▶ [WHAT TO PRODUCE]: Note every line in the entries that contains the string "social", and copy it.

Page text dataset records:
# # #
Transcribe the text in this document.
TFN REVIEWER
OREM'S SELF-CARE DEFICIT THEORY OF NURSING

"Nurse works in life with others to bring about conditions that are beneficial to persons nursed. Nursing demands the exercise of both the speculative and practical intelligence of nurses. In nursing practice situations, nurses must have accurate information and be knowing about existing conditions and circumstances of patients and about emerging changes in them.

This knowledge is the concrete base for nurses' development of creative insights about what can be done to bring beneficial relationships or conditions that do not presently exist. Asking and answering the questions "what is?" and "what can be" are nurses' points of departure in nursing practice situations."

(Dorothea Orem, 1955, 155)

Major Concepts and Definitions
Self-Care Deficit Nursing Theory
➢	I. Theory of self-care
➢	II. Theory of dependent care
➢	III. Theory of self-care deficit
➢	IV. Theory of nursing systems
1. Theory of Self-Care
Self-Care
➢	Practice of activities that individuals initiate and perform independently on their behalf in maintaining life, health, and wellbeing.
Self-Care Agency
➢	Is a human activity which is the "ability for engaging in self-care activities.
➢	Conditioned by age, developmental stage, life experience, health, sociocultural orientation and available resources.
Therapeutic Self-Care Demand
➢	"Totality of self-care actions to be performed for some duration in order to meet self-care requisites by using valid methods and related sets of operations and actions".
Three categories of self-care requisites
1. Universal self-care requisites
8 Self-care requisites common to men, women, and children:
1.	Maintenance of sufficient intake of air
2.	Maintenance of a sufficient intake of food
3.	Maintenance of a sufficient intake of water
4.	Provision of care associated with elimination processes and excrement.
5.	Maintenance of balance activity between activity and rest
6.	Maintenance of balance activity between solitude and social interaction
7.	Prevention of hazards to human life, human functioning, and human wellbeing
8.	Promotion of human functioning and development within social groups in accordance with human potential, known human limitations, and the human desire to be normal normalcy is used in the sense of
# # #
▶ [FINISHED TASK]:
6.	Maintenance of balance activity between solitude and social interaction
8.	Promotion of human functioning and development within social groups in accordance with human potential, known human limitations, and the human desire to be normal normalcy is used in the sense of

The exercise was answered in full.